Challenge: Pick out every line holding the string "marker" and copy it.

==*==

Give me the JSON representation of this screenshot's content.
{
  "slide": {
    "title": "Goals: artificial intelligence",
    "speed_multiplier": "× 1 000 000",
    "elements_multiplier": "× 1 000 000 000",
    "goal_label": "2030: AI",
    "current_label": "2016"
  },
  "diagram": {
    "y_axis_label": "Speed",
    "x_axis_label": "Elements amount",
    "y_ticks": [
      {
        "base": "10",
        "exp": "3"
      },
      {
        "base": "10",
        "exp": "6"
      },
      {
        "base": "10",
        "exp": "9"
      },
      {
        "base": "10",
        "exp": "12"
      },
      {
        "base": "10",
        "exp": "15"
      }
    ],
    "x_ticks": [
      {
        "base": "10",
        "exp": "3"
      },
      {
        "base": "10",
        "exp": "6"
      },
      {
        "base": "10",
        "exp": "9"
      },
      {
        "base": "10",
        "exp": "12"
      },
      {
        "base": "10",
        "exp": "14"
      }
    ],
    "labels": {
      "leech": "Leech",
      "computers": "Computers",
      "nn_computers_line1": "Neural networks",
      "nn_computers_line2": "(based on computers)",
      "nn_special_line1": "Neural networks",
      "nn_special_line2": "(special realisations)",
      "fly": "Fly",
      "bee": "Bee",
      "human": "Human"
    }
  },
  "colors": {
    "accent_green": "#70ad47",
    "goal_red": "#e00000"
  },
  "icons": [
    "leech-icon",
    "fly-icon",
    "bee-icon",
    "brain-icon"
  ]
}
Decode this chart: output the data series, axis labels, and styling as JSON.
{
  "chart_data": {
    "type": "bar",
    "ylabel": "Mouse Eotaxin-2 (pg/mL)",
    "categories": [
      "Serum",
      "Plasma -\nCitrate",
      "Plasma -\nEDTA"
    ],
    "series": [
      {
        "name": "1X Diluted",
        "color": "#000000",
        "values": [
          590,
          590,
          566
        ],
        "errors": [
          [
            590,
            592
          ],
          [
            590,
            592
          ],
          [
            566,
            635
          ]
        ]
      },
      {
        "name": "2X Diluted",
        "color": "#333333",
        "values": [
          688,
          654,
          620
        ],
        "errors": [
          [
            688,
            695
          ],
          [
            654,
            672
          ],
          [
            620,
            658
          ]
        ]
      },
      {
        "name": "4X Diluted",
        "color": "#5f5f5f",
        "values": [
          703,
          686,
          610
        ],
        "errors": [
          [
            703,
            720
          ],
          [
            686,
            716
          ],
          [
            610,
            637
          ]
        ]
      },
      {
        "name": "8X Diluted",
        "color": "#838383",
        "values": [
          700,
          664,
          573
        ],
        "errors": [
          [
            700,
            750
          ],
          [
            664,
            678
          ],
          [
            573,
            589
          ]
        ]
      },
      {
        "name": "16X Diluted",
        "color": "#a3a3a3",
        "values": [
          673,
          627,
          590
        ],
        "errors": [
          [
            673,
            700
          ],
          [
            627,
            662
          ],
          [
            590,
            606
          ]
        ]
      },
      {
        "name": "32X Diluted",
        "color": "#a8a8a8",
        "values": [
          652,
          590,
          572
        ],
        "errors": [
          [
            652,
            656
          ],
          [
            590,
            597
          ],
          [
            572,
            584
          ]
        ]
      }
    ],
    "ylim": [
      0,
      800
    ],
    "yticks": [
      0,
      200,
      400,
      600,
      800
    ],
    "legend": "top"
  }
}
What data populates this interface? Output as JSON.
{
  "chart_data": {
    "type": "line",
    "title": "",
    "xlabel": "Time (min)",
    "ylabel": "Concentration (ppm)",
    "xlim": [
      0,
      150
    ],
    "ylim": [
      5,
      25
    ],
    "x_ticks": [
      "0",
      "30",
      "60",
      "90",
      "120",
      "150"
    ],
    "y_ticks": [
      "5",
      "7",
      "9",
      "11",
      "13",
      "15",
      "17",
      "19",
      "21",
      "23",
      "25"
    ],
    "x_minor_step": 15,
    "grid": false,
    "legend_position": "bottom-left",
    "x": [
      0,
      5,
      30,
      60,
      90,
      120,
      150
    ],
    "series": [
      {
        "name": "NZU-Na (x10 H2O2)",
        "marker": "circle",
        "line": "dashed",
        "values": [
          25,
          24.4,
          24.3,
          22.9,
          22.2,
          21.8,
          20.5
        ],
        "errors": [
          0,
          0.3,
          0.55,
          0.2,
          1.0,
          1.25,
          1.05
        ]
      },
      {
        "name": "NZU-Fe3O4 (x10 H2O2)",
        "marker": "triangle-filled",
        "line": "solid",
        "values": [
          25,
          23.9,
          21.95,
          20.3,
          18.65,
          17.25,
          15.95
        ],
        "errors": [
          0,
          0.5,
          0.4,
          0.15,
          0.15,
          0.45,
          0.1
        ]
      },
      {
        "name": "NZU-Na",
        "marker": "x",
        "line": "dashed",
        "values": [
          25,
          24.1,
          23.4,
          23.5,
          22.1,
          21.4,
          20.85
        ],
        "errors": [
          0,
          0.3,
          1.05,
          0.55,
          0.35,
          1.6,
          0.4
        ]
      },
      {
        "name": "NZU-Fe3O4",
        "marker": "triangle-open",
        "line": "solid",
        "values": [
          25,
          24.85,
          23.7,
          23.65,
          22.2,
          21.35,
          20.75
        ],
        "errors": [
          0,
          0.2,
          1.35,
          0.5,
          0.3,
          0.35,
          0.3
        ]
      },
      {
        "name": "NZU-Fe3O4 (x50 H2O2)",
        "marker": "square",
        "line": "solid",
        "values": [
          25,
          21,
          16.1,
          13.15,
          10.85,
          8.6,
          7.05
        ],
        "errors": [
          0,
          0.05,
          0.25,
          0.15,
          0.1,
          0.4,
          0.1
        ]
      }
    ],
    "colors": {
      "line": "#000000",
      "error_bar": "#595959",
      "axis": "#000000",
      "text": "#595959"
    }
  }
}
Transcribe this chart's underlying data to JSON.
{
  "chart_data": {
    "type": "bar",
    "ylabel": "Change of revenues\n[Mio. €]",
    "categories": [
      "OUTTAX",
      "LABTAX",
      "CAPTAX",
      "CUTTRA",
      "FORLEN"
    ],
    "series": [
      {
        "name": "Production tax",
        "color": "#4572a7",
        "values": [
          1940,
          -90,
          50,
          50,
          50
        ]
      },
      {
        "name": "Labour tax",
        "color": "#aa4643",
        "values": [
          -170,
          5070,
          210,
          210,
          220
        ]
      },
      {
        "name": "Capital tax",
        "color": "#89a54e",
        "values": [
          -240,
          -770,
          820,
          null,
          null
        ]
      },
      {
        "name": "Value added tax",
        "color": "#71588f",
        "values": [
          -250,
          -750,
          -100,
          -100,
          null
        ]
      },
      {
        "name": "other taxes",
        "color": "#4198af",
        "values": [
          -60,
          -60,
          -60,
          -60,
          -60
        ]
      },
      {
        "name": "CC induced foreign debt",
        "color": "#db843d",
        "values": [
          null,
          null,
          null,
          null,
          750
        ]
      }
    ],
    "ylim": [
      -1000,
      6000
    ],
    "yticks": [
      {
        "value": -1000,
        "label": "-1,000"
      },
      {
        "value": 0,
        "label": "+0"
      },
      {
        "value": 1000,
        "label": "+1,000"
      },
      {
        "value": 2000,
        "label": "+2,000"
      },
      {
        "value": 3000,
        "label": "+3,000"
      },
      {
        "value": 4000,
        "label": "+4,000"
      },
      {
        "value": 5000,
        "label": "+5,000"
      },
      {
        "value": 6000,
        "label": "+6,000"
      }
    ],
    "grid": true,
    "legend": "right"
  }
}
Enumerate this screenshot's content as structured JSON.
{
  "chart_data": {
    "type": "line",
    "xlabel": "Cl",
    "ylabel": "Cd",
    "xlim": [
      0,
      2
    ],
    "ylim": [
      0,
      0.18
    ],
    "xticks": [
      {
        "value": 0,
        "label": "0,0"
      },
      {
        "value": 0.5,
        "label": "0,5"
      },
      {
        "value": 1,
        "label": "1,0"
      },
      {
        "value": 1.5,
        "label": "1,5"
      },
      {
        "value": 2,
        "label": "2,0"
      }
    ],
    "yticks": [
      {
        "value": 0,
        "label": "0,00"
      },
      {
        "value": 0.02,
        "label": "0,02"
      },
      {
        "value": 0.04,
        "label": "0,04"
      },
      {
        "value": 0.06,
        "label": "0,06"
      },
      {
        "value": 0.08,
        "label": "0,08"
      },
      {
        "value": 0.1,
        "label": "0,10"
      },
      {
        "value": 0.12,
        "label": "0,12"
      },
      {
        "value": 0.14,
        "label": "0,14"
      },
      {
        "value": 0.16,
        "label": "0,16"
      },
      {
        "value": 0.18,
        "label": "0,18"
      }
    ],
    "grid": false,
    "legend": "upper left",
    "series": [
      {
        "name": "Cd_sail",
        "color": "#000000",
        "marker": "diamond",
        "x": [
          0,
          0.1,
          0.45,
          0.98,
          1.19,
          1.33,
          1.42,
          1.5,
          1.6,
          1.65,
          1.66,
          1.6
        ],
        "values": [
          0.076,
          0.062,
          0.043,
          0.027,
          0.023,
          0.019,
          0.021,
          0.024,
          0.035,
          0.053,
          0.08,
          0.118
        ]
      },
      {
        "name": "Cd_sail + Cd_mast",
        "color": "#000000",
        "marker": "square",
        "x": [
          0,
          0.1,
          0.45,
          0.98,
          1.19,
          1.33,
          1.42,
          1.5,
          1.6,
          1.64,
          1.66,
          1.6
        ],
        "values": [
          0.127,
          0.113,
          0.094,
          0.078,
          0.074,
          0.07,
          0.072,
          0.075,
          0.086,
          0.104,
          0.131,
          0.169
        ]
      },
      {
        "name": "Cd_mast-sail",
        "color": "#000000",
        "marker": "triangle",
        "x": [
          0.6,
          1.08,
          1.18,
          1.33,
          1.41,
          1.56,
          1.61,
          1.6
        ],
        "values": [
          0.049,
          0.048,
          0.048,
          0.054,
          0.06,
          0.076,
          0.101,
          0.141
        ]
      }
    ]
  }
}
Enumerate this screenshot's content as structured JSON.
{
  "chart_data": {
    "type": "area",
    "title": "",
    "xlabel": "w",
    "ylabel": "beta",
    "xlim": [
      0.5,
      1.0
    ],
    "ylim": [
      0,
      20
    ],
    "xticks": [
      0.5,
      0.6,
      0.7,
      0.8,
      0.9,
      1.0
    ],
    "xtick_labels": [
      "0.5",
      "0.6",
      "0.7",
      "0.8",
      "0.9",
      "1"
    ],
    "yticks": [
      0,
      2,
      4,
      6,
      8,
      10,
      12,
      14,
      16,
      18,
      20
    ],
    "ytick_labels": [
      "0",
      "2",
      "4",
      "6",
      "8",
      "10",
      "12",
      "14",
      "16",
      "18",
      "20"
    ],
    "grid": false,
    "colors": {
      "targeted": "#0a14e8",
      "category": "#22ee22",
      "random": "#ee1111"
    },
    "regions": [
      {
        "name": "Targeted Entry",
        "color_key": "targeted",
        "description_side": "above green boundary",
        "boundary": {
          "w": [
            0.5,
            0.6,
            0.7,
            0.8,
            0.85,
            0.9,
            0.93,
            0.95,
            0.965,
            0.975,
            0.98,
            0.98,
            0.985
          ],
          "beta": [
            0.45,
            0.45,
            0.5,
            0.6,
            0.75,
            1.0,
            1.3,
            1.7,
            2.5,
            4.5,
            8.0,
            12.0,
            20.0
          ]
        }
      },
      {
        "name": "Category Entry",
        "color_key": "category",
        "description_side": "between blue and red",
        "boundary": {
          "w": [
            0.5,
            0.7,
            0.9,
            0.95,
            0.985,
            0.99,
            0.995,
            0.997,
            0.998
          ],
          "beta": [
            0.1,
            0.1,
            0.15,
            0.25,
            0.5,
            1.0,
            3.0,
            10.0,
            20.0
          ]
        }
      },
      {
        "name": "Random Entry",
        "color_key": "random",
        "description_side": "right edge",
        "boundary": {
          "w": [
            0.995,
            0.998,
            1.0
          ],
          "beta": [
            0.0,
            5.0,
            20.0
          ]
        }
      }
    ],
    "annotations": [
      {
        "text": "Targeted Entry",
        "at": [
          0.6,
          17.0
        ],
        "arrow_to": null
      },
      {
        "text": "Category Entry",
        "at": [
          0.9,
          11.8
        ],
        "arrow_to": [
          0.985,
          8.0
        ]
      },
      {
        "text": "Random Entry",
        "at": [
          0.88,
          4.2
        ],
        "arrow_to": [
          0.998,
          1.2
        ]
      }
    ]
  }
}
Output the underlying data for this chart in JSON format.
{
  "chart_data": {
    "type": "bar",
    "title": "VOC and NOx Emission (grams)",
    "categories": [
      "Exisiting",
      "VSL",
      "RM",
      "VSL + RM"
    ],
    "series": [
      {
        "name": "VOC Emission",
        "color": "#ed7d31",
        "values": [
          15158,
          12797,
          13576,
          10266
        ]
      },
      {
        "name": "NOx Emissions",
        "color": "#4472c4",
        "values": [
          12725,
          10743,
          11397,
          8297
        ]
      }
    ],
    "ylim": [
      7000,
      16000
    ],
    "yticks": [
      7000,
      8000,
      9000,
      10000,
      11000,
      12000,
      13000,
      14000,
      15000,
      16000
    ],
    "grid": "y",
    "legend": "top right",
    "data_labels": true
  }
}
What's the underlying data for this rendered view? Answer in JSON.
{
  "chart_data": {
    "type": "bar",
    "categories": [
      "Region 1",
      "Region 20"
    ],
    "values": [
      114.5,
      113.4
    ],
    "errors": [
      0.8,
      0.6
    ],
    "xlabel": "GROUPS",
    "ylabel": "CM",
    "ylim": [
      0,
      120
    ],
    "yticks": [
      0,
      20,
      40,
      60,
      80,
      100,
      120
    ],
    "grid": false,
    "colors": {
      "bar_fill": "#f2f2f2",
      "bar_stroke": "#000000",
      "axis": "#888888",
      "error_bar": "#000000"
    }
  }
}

==*==

Full answer:
        "marker": "circle",
        "marker": "triangle-filled",
        "marker": "x",
        "marker": "triangle-open",
        "marker": "square",
        "marker": "diamond",
        "marker": "square",
        "marker": "triangle",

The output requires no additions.